* [What the exercise asks]:
Everything in the listing below must be set down again exactly.
[Records for the exercise Boundary: Start]
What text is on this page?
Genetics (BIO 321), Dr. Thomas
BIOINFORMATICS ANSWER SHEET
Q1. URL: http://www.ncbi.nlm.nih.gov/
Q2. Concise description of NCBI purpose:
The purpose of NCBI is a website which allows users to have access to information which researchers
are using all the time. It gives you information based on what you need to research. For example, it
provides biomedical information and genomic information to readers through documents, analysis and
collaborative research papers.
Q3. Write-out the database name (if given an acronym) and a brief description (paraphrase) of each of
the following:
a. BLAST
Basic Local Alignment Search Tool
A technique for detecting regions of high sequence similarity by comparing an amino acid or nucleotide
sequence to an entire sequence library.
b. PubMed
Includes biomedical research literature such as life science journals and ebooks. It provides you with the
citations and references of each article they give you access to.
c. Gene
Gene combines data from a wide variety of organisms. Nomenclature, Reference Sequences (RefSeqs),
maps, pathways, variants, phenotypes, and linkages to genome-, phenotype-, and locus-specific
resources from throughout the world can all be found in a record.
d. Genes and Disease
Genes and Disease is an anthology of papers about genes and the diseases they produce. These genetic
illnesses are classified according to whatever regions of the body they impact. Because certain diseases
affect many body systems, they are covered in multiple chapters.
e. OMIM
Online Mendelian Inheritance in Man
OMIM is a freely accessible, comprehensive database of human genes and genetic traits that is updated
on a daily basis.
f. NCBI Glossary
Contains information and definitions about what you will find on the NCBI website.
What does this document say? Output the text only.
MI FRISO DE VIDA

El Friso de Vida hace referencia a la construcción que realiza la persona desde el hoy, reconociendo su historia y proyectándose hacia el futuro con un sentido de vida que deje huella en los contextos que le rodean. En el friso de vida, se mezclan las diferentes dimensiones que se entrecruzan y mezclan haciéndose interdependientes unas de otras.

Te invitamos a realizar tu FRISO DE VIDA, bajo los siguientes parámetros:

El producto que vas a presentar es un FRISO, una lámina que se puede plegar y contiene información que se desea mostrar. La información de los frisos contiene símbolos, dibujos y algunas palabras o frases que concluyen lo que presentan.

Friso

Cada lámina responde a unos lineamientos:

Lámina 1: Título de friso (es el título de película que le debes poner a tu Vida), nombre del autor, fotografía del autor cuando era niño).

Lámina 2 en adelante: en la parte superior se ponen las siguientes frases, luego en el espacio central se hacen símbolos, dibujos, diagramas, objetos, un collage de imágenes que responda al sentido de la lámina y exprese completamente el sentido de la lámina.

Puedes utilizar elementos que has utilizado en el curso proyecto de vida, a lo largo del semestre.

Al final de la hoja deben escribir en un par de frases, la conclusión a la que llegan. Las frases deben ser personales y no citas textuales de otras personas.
[Records for the exercise Boundary: End]
* [Solution to this problem]:
What text is on this page?
Genetics (BIO 321), Dr. Thomas
BIOINFORMATICS ANSWER SHEET
Q1. URL: http://www.ncbi.nlm.nih.gov/
Q2. Concise description of NCBI purpose:
The purpose of NCBI is a website which allows users to have access to information which researchers
are using all the time. It gives you information based on what you need to research. For example, it
provides biomedical information and genomic information to readers through documents, analysis and
collaborative research papers.
Q3. Write-out the database name (if given an acronym) and a brief description (paraphrase) of each of
the following:
a. BLAST
Basic Local Alignment Search Tool
A technique for detecting regions of high sequence similarity by comparing an amino acid or nucleotide
sequence to an entire sequence library.
b. PubMed
Includes biomedical research literature such as life science journals and ebooks. It provides you with the
citations and references of each article they give you access to.
c. Gene
Gene combines data from a wide variety of organisms. Nomenclature, Reference Sequences (RefSeqs),
maps, pathways, variants, phenotypes, and linkages to genome-, phenotype-, and locus-specific
resources from throughout the world can all be found in a record.
d. Genes and Disease
Genes and Disease is an anthology of papers about genes and the diseases they produce. These genetic
illnesses are classified according to whatever regions of the body they impact. Because certain diseases
affect many body systems, they are covered in multiple chapters.
e. OMIM
Online Mendelian Inheritance in Man
OMIM is a freely accessible, comprehensive database of human genes and genetic traits that is updated
on a daily basis.
f. NCBI Glossary
Contains information and definitions about what you will find on the NCBI website.
What does this document say? Output the text only.
MI FRISO DE VIDA

El Friso de Vida hace referencia a la construcción que realiza la persona desde el hoy, reconociendo su historia y proyectándose hacia el futuro con un sentido de vida que deje huella en los contextos que le rodean. En el friso de vida, se mezclan las diferentes dimensiones que se entrecruzan y mezclan haciéndose interdependientes unas de otras.

Te invitamos a realizar tu FRISO DE VIDA, bajo los siguientes parámetros:

El producto que vas a presentar es un FRISO, una lámina que se puede plegar y contiene información que se desea mostrar. La información de los frisos contiene símbolos, dibujos y algunas palabras o frases que concluyen lo que presentan.

Friso

Cada lámina responde a unos lineamientos:

Lámina 1: Título de friso (es el título de película que le debes poner a tu Vida), nombre del autor, fotografía del autor cuando era niño).

Lámina 2 en adelante: en la parte superior se ponen las siguientes frases, luego en el espacio central se hacen símbolos, dibujos, diagramas, objetos, un collage de imágenes que responda al sentido de la lámina y exprese completamente el sentido de la lámina.

Puedes utilizar elementos que has utilizado en el curso proyecto de vida, a lo largo del semestre.

Al final de la hoja deben escribir en un par de frases, la conclusión a la que llegan. Las frases deben ser personales y no citas textuales de otras personas.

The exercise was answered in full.